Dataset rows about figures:

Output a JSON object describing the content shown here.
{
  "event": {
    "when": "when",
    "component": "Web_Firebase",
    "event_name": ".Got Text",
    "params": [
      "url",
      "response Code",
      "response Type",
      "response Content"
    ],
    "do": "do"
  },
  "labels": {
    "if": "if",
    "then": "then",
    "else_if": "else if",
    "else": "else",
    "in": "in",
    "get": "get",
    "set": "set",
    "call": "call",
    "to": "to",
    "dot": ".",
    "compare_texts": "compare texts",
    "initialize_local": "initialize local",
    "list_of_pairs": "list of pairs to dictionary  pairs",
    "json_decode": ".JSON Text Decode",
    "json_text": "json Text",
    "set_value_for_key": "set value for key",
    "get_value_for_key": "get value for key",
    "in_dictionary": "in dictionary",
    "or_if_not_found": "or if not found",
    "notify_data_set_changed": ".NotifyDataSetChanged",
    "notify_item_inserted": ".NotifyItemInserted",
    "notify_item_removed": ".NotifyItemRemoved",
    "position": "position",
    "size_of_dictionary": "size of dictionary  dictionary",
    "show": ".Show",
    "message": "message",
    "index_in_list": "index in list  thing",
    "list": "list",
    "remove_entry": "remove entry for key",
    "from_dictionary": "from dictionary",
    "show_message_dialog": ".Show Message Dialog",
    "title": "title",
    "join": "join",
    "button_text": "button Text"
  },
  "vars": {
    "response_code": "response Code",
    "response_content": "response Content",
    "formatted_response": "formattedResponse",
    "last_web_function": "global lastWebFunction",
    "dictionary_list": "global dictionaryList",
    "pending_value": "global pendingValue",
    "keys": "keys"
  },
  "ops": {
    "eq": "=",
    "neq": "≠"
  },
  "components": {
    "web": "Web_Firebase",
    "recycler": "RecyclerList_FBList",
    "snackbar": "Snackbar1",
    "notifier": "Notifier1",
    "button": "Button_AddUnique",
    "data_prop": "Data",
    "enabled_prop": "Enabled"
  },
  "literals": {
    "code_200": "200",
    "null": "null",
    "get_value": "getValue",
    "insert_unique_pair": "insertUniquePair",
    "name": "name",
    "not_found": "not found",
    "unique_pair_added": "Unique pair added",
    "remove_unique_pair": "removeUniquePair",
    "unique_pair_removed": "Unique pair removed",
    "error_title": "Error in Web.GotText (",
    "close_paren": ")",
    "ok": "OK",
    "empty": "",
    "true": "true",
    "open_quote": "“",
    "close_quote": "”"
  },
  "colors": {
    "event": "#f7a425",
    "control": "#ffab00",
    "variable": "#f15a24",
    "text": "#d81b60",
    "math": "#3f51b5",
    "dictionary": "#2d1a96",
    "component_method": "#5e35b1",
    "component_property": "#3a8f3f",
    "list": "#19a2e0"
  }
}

What you will do:
Repeat the material above in full, quoting it exactly.

Full solution:
Output a JSON object describing the content shown here.
{
  "event": {
    "when": "when",
    "component": "Web_Firebase",
    "event_name": ".Got Text",
    "params": [
      "url",
      "response Code",
      "response Type",
      "response Content"
    ],
    "do": "do"
  },
  "labels": {
    "if": "if",
    "then": "then",
    "else_if": "else if",
    "else": "else",
    "in": "in",
    "get": "get",
    "set": "set",
    "call": "call",
    "to": "to",
    "dot": ".",
    "compare_texts": "compare texts",
    "initialize_local": "initialize local",
    "list_of_pairs": "list of pairs to dictionary  pairs",
    "json_decode": ".JSON Text Decode",
    "json_text": "json Text",
    "set_value_for_key": "set value for key",
    "get_value_for_key": "get value for key",
    "in_dictionary": "in dictionary",
    "or_if_not_found": "or if not found",
    "notify_data_set_changed": ".NotifyDataSetChanged",
    "notify_item_inserted": ".NotifyItemInserted",
    "notify_item_removed": ".NotifyItemRemoved",
    "position": "position",
    "size_of_dictionary": "size of dictionary  dictionary",
    "show": ".Show",
    "message": "message",
    "index_in_list": "index in list  thing",
    "list": "list",
    "remove_entry": "remove entry for key",
    "from_dictionary": "from dictionary",
    "show_message_dialog": ".Show Message Dialog",
    "title": "title",
    "join": "join",
    "button_text": "button Text"
  },
  "vars": {
    "response_code": "response Code",
    "response_content": "response Content",
    "formatted_response": "formattedResponse",
    "last_web_function": "global lastWebFunction",
    "dictionary_list": "global dictionaryList",
    "pending_value": "global pendingValue",
    "keys": "keys"
  },
  "ops": {
    "eq": "=",
    "neq": "≠"
  },
  "components": {
    "web": "Web_Firebase",
    "recycler": "RecyclerList_FBList",
    "snackbar": "Snackbar1",
    "notifier": "Notifier1",
    "button": "Button_AddUnique",
    "data_prop": "Data",
    "enabled_prop": "Enabled"
  },
  "literals": {
    "code_200": "200",
    "null": "null",
    "get_value": "getValue",
    "insert_unique_pair": "insertUniquePair",
    "name": "name",
    "not_found": "not found",
    "unique_pair_added": "Unique pair added",
    "remove_unique_pair": "removeUniquePair",
    "unique_pair_removed": "Unique pair removed",
    "error_title": "Error in Web.GotText (",
    "close_paren": ")",
    "ok": "OK",
    "empty": "",
    "true": "true",
    "open_quote": "“",
    "close_quote": "”"
  },
  "colors": {
    "event": "#f7a425",
    "control": "#ffab00",
    "variable": "#f15a24",
    "text": "#d81b60",
    "math": "#3f51b5",
    "dictionary": "#2d1a96",
    "component_method": "#5e35b1",
    "component_property": "#3a8f3f",
    "list": "#19a2e0"
  }
}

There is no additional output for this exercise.